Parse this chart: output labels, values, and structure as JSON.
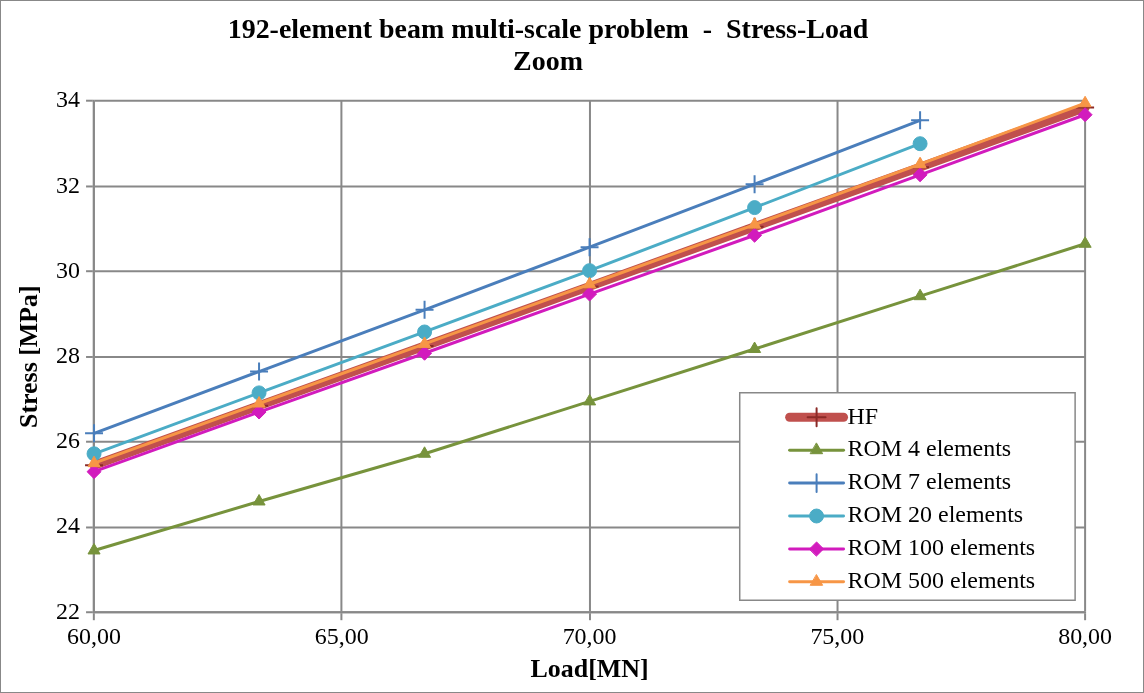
{
  "chart_data": {
    "type": "line",
    "title": "192-element beam multi-scale problem  -  Stress-Load\nZoom",
    "xlabel": "Load[MN]",
    "ylabel": "Stress [MPa]",
    "x": [
      60,
      63.33,
      66.67,
      70,
      73.33,
      76.67,
      80
    ],
    "xlim": [
      60,
      80
    ],
    "xticks": [
      {
        "value": 60,
        "label": "60,00"
      },
      {
        "value": 65,
        "label": "65,00"
      },
      {
        "value": 70,
        "label": "70,00"
      },
      {
        "value": 75,
        "label": "75,00"
      },
      {
        "value": 80,
        "label": "80,00"
      }
    ],
    "ylim": [
      22,
      34
    ],
    "yticks": [
      22,
      24,
      26,
      28,
      30,
      32,
      34
    ],
    "grid": true,
    "legend": "bottom right",
    "series": [
      {
        "name": "HF",
        "color": "#c0504d",
        "marker": "cross",
        "values": [
          25.45,
          26.85,
          28.25,
          29.65,
          31.05,
          32.45,
          33.85
        ]
      },
      {
        "name": "ROM 4 elements",
        "color": "#77933c",
        "marker": "triangle",
        "values": [
          23.45,
          24.6,
          25.72,
          26.95,
          28.18,
          29.42,
          30.65
        ]
      },
      {
        "name": "ROM 7 elements",
        "color": "#4a7ebb",
        "marker": "cross",
        "values": [
          26.2,
          27.65,
          29.1,
          30.57,
          32.05,
          33.55,
          null
        ]
      },
      {
        "name": "ROM 20 elements",
        "color": "#4bacc6",
        "marker": "circle",
        "values": [
          25.72,
          27.15,
          28.58,
          30.02,
          31.5,
          33.0,
          null
        ]
      },
      {
        "name": "ROM 100 elements",
        "color": "#d21bbd",
        "marker": "diamond",
        "values": [
          25.3,
          26.7,
          28.08,
          29.47,
          30.85,
          32.27,
          33.68
        ]
      },
      {
        "name": "ROM 500 elements",
        "color": "#f79646",
        "marker": "triangle",
        "values": [
          25.5,
          26.9,
          28.3,
          29.7,
          31.1,
          32.52,
          33.95
        ]
      }
    ]
  }
}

EXERCISE -
The pictures in the entries should be left out; output everything else exactly.

FINISHED ANSWER -
Parse this chart: output labels, values, and structure as JSON.
{
  "chart_data": {
    "type": "line",
    "title": "192-element beam multi-scale problem  -  Stress-Load\nZoom",
    "xlabel": "Load[MN]",
    "ylabel": "Stress [MPa]",
    "x": [
      60,
      63.33,
      66.67,
      70,
      73.33,
      76.67,
      80
    ],
    "xlim": [
      60,
      80
    ],
    "xticks": [
      {
        "value": 60,
        "label": "60,00"
      },
      {
        "value": 65,
        "label": "65,00"
      },
      {
        "value": 70,
        "label": "70,00"
      },
      {
        "value": 75,
        "label": "75,00"
      },
      {
        "value": 80,
        "label": "80,00"
      }
    ],
    "ylim": [
      22,
      34
    ],
    "yticks": [
      22,
      24,
      26,
      28,
      30,
      32,
      34
    ],
    "grid": true,
    "legend": "bottom right",
    "series": [
      {
        "name": "HF",
        "color": "#c0504d",
        "marker": "cross",
        "values": [
          25.45,
          26.85,
          28.25,
          29.65,
          31.05,
          32.45,
          33.85
        ]
      },
      {
        "name": "ROM 4 elements",
        "color": "#77933c",
        "marker": "triangle",
        "values": [
          23.45,
          24.6,
          25.72,
          26.95,
          28.18,
          29.42,
          30.65
        ]
      },
      {
        "name": "ROM 7 elements",
        "color": "#4a7ebb",
        "marker": "cross",
        "values": [
          26.2,
          27.65,
          29.1,
          30.57,
          32.05,
          33.55,
          null
        ]
      },
      {
        "name": "ROM 20 elements",
        "color": "#4bacc6",
        "marker": "circle",
        "values": [
          25.72,
          27.15,
          28.58,
          30.02,
          31.5,
          33.0,
          null
        ]
      },
      {
        "name": "ROM 100 elements",
        "color": "#d21bbd",
        "marker": "diamond",
        "values": [
          25.3,
          26.7,
          28.08,
          29.47,
          30.85,
          32.27,
          33.68
        ]
      },
      {
        "name": "ROM 500 elements",
        "color": "#f79646",
        "marker": "triangle",
        "values": [
          25.5,
          26.9,
          28.3,
          29.7,
          31.1,
          32.52,
          33.95
        ]
      }
    ]
  }
}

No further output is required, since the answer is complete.